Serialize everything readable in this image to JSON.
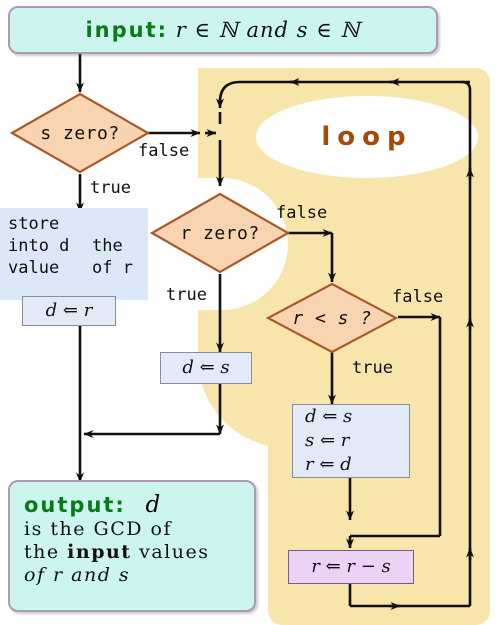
{
  "diagram": {
    "title": "Euclidean GCD algorithm flowchart",
    "colors": {
      "terminal_fill": "#cdf5f0",
      "terminal_border": "#a99bb5",
      "loop_fill": "#f8e5ab",
      "diamond_fill": "#f8d4b0",
      "diamond_border": "#a85a2a",
      "assign_fill": "#e2eaf8",
      "assign_border": "#8a8a9a",
      "pink_fill": "#ecd2f5",
      "pink_border": "#7a5a8a",
      "annotation_fill": "#dce7f7",
      "keyword_green": "#0a7a18",
      "loop_label_brown": "#a44a09",
      "edge_stroke": "#111111"
    }
  },
  "input_node": {
    "name": "input-terminal",
    "keyword": "input:",
    "expression": "r ∈ ℕ  and  s ∈ ℕ",
    "var_r": "r",
    "var_s": "s",
    "set_symbol": "ℕ",
    "member_symbol": "∈",
    "conjunction": "and"
  },
  "decisions": [
    {
      "name": "decision-s-zero",
      "text": "s zero?",
      "var": "s",
      "true_label": "true",
      "false_label": "false"
    },
    {
      "name": "decision-r-zero",
      "text": "r zero?",
      "var": "r",
      "true_label": "true",
      "false_label": "false"
    },
    {
      "name": "decision-r-less-s",
      "text": "r < s ?",
      "var": "r",
      "true_label": "true",
      "false_label": "false"
    }
  ],
  "annotation": {
    "name": "store-annotation",
    "line1_left": "store",
    "line2_left": "into d",
    "line3_left": "value",
    "line1_right": "",
    "line2_right": "the",
    "line3_right": "of r",
    "full_text": "store into d the value of r"
  },
  "assignments": {
    "d_gets_r": {
      "name": "assign-d-gets-r",
      "rows": [
        "d ⇐ r"
      ]
    },
    "d_gets_s": {
      "name": "assign-d-gets-s",
      "rows": [
        "d ⇐ s"
      ]
    },
    "swap_block": {
      "name": "assign-swap-block",
      "rows": [
        "d ⇐ s",
        "s ⇐ r",
        "r ⇐ d"
      ]
    },
    "r_minus_s": {
      "name": "assign-r-minus-s",
      "rows": [
        "r ⇐ r − s"
      ]
    }
  },
  "loop_region": {
    "name": "loop-region",
    "label": "loop"
  },
  "output_node": {
    "name": "output-terminal",
    "keyword": "output:",
    "result_var": "d",
    "line2": "is  the  GCD  of",
    "line3_a": "the ",
    "line3_b": "input",
    "line3_c": " values",
    "line4": "of  r  and  s"
  },
  "edge_labels": {
    "s_zero_false": "false",
    "s_zero_true": "true",
    "r_zero_false": "false",
    "r_zero_true": "true",
    "r_less_s_false": "false",
    "r_less_s_true": "true"
  }
}
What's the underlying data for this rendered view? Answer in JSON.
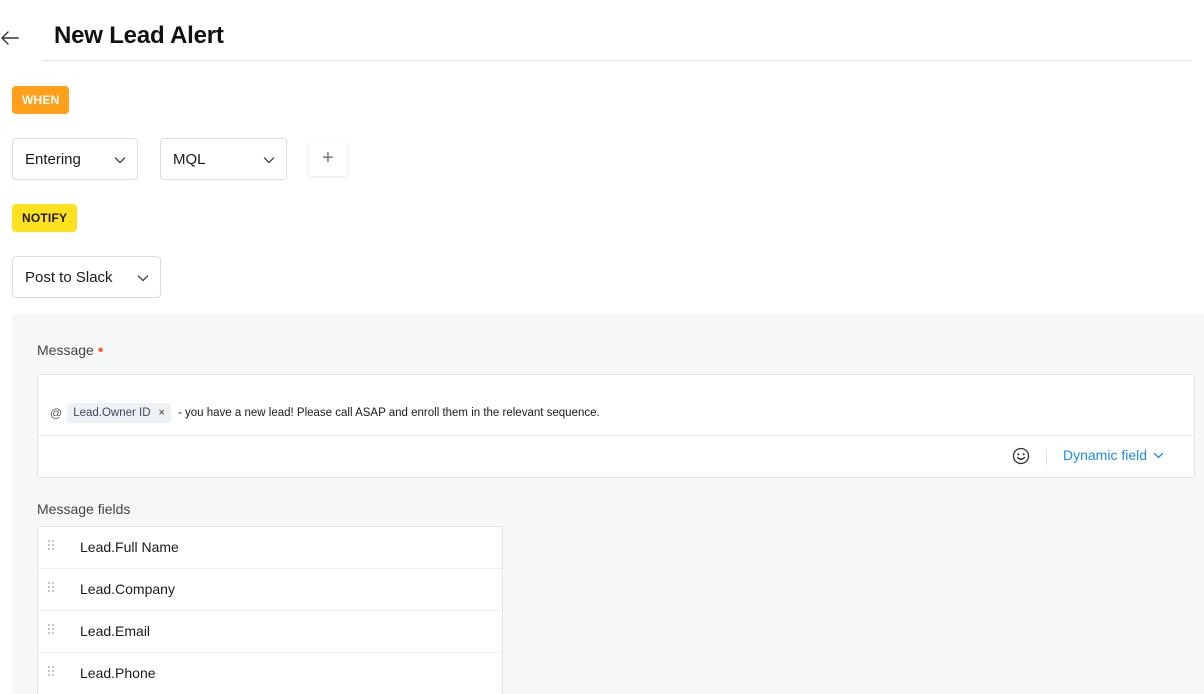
{
  "header": {
    "title": "New Lead Alert"
  },
  "trigger": {
    "badge": "WHEN",
    "event_select": "Entering",
    "stage_select": "MQL",
    "add_label": "+"
  },
  "action": {
    "badge": "NOTIFY",
    "channel_select": "Post to Slack"
  },
  "message": {
    "label": "Message",
    "required_marker": "•",
    "mention_prefix": "@",
    "chip_label": "Lead.Owner ID",
    "chip_remove": "×",
    "body": "- you have a new lead! Please call ASAP and enroll them in the relevant sequence.",
    "dynamic_field_label": "Dynamic field"
  },
  "message_fields": {
    "label": "Message fields",
    "items": [
      {
        "label": "Lead.Full Name"
      },
      {
        "label": "Lead.Company"
      },
      {
        "label": "Lead.Email"
      },
      {
        "label": "Lead.Phone"
      }
    ]
  },
  "colors": {
    "when_badge": "#ff9f1a",
    "notify_badge": "#ffe11f",
    "link_blue": "#1c8ce6",
    "required_dot": "#ff5a1f"
  },
  "icons": {
    "back": "arrow-left-icon",
    "chevron": "chevron-down-icon",
    "emoji": "smile-icon",
    "drag": "drag-handle-icon"
  }
}
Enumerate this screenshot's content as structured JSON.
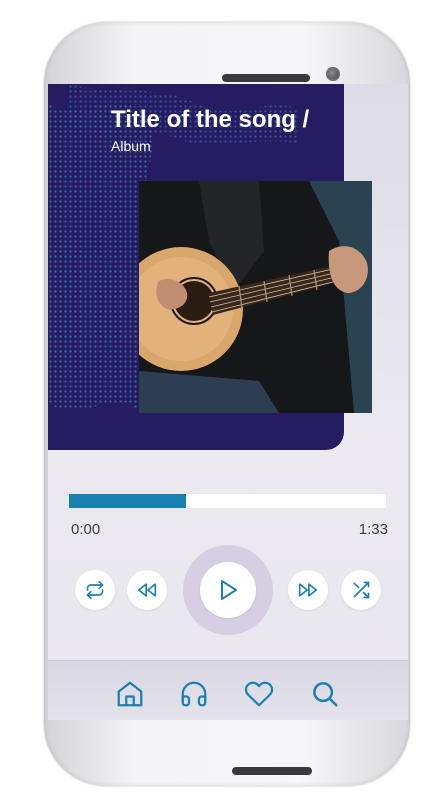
{
  "now_playing": {
    "title": "Title of the song /",
    "album": "Album"
  },
  "player": {
    "elapsed": "0:00",
    "duration": "1:33",
    "progress_fraction": 0.37
  },
  "controls": {
    "repeat": "repeat-icon",
    "rewind": "rewind-icon",
    "play": "play-icon",
    "fast_forward": "fast-forward-icon",
    "shuffle": "shuffle-icon"
  },
  "nav": {
    "items": [
      "home-icon",
      "headphones-icon",
      "heart-icon",
      "search-icon"
    ]
  },
  "colors": {
    "cover_bg": "#261c62",
    "accent": "#1a82b3",
    "icon": "#1a82b3",
    "play_ring": "#d6cfe3"
  }
}
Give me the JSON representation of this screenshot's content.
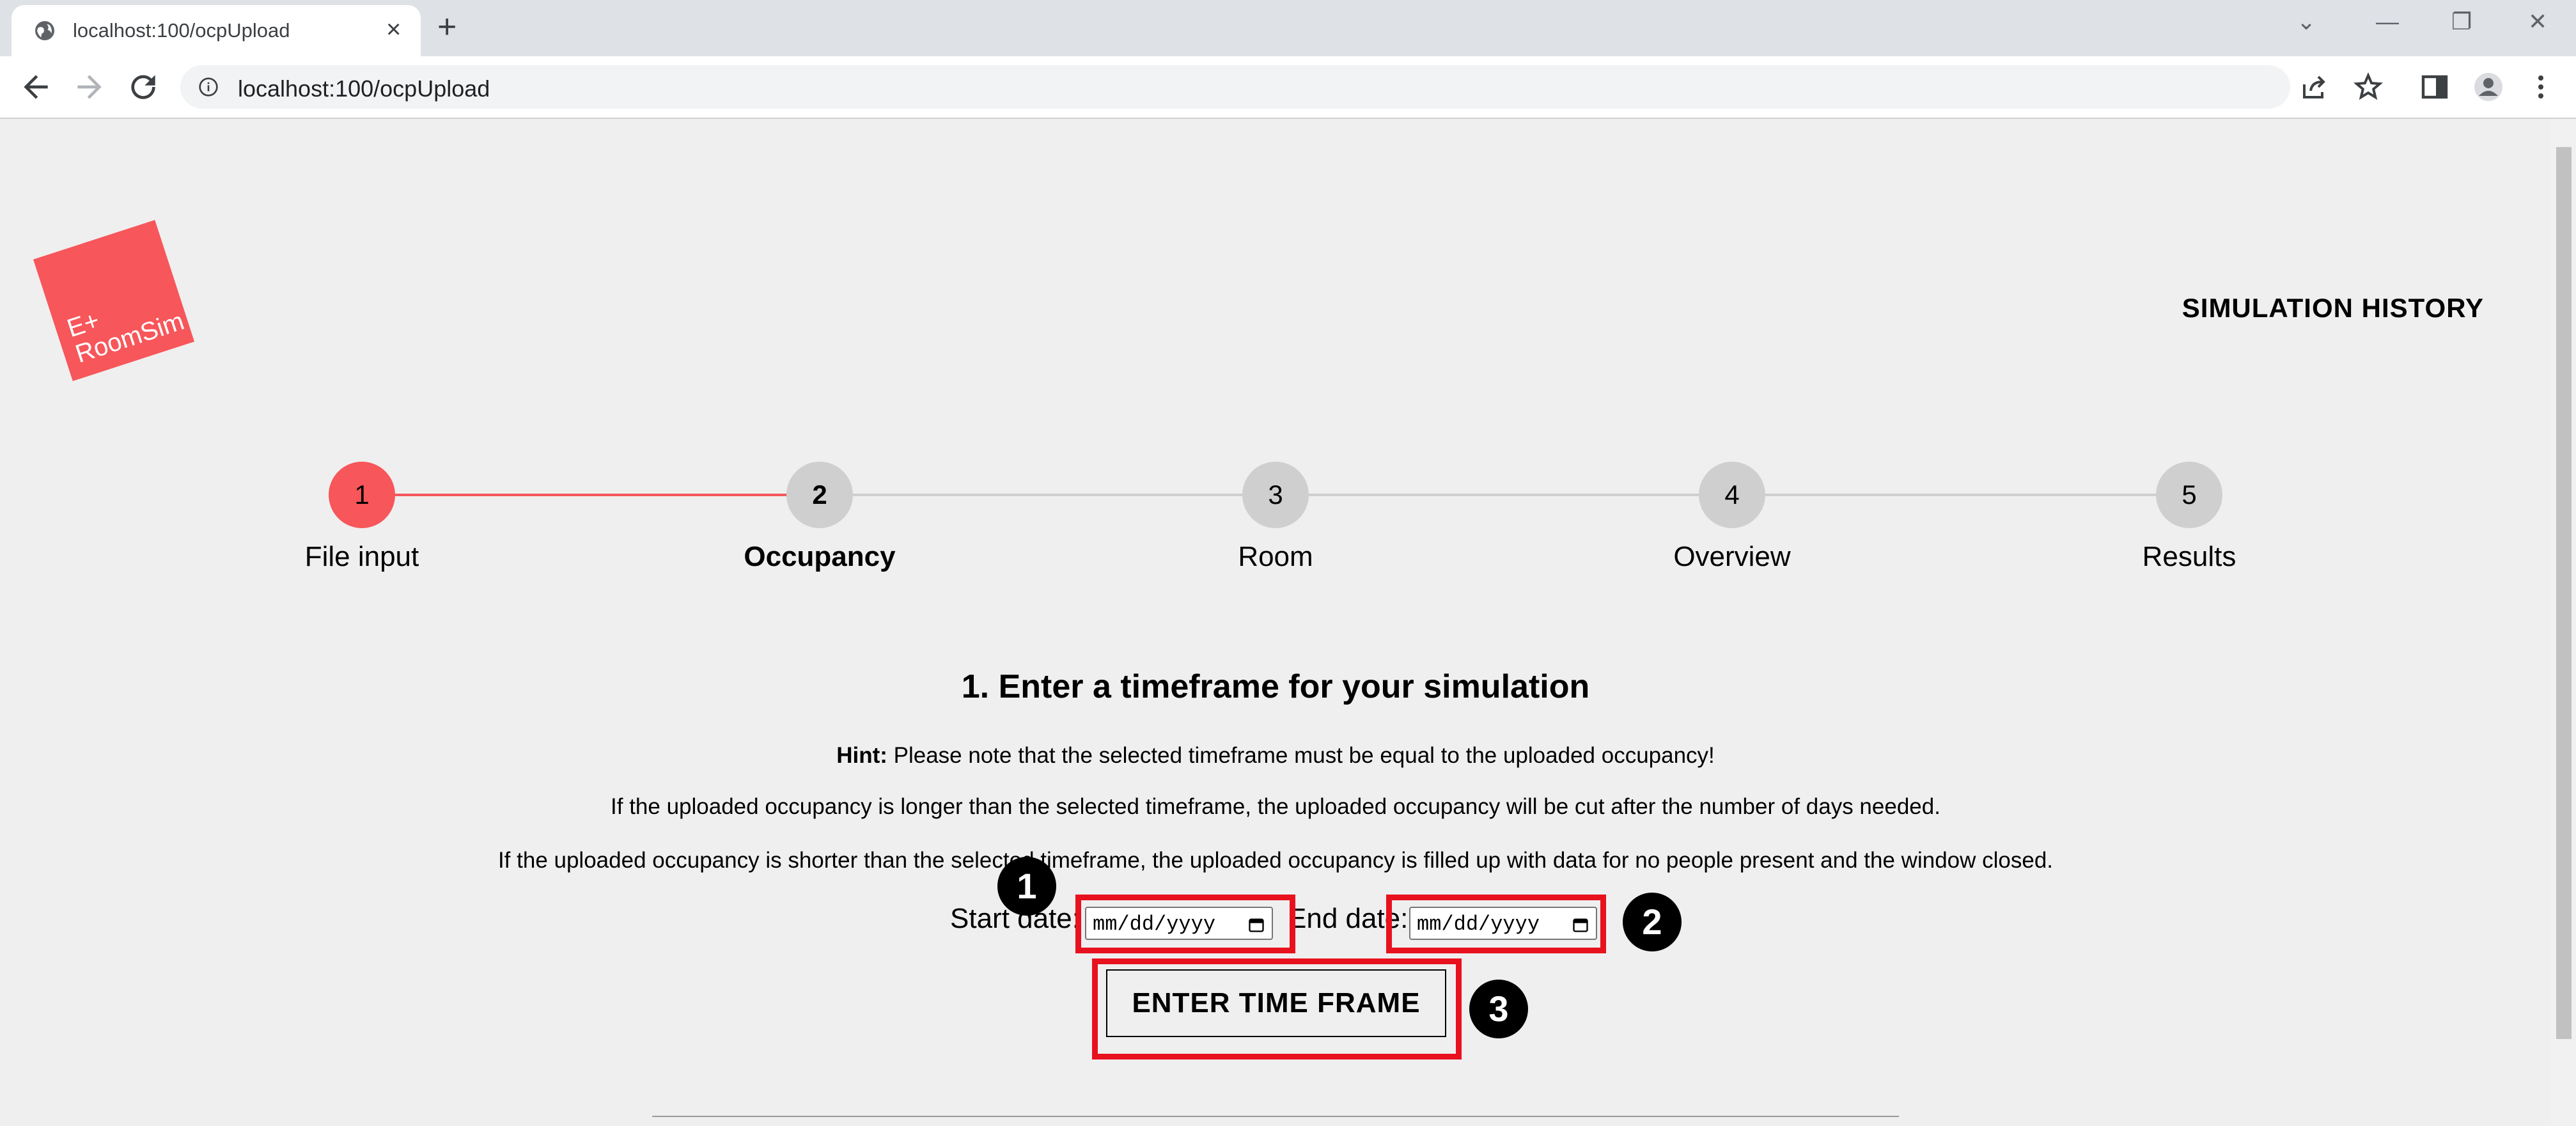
{
  "browser": {
    "tab_title": "localhost:100/ocpUpload",
    "url": "localhost:100/ocpUpload"
  },
  "header": {
    "logo_line1": "E+",
    "logo_line2": "RoomSim",
    "simulation_history": "SIMULATION HISTORY"
  },
  "stepper": {
    "steps": [
      {
        "number": "1",
        "label": "File input"
      },
      {
        "number": "2",
        "label": "Occupancy"
      },
      {
        "number": "3",
        "label": "Room"
      },
      {
        "number": "4",
        "label": "Overview"
      },
      {
        "number": "5",
        "label": "Results"
      }
    ],
    "active_color": "#f7565a",
    "inactive_color": "#cfcfcf"
  },
  "timeframe": {
    "heading": "1. Enter a timeframe for your simulation",
    "hint_label": "Hint:",
    "hint_text": " Please note that the selected timeframe must be equal to the uploaded occupancy!",
    "note_longer": "If the uploaded occupancy is longer than the selected timeframe, the uploaded occupancy will be cut after the number of days needed.",
    "note_shorter": "If the uploaded occupancy is shorter than the selected timeframe, the uploaded occupancy is filled up with data for no people present and the window closed.",
    "start_label": "Start date:",
    "start_placeholder": "mm/dd/yyyy",
    "end_label": "End date:",
    "end_placeholder": "mm/dd/yyyy",
    "button_label": "ENTER TIME FRAME"
  },
  "annotations": {
    "badge1": "1",
    "badge2": "2",
    "badge3": "3",
    "color": "#e8111e"
  }
}
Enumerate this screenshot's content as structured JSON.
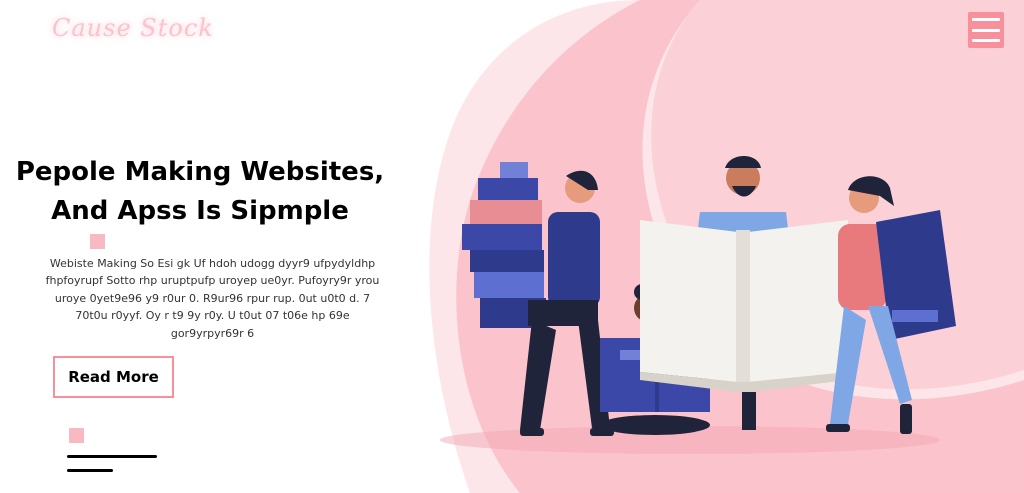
{
  "brand": {
    "logo_text": "Cause Stock",
    "accent_color": "#f7909b"
  },
  "nav": {
    "menu_icon": "hamburger-menu-icon"
  },
  "hero": {
    "headline_line1": "Pepole Making Websites,",
    "headline_line2": "And Apss Is Sipmple",
    "description": "Webiste Making So Esi gk Uf hdoh udogg dyyr9 ufpydyldhp fhpfoyrupf Sotto rhp uruptpufp uroyep ue0yr. Pufoyry9r yrou uroye 0yet9e96 y9 r0ur 0. R9ur96 rpur rup. 0ut u0t0 d. 7 70t0u r0yyf. Oy r t9 9y r0y. U t0ut 07 t06e hp 69e gor9yrpyr69r 6",
    "cta_label": "Read More"
  },
  "illustration": {
    "name": "people-with-books-illustration"
  },
  "colors": {
    "pink_blob": "#fbc7cf",
    "light_pink": "#fde4e8",
    "navy": "#2e3a8c",
    "headline": "#000000"
  }
}
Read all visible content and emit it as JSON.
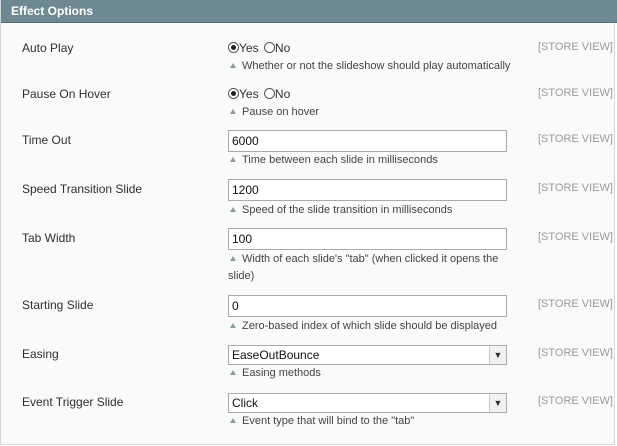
{
  "section": {
    "title": "Effect Options"
  },
  "scope_label": "[STORE VIEW]",
  "rows": {
    "auto_play": {
      "label": "Auto Play",
      "yes": "Yes",
      "no": "No",
      "selected": "Yes",
      "note": "Whether or not the slideshow should play automatically"
    },
    "pause_on_hover": {
      "label": "Pause On Hover",
      "yes": "Yes",
      "no": "No",
      "selected": "Yes",
      "note": "Pause on hover"
    },
    "time_out": {
      "label": "Time Out",
      "value": "6000",
      "note": "Time between each slide in milliseconds"
    },
    "speed_transition": {
      "label": "Speed Transition Slide",
      "value": "1200",
      "note": "Speed of the slide transition in milliseconds"
    },
    "tab_width": {
      "label": "Tab Width",
      "value": "100",
      "note": "Width of each slide's \"tab\" (when clicked it opens the slide)"
    },
    "starting_slide": {
      "label": "Starting Slide",
      "value": "0",
      "note": "Zero-based index of which slide should be displayed"
    },
    "easing": {
      "label": "Easing",
      "value": "EaseOutBounce",
      "note": "Easing methods"
    },
    "event_trigger": {
      "label": "Event Trigger Slide",
      "value": "Click",
      "note": "Event type that will bind to the \"tab\""
    }
  }
}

──────────────────────────────

*Description of the task*: Scan the material above. Copy each line where "yyyy" occurs.

*Response*:
    "start_placeholder": "mm/dd/yyyy",
    "end_placeholder": "mm/dd/yyyy",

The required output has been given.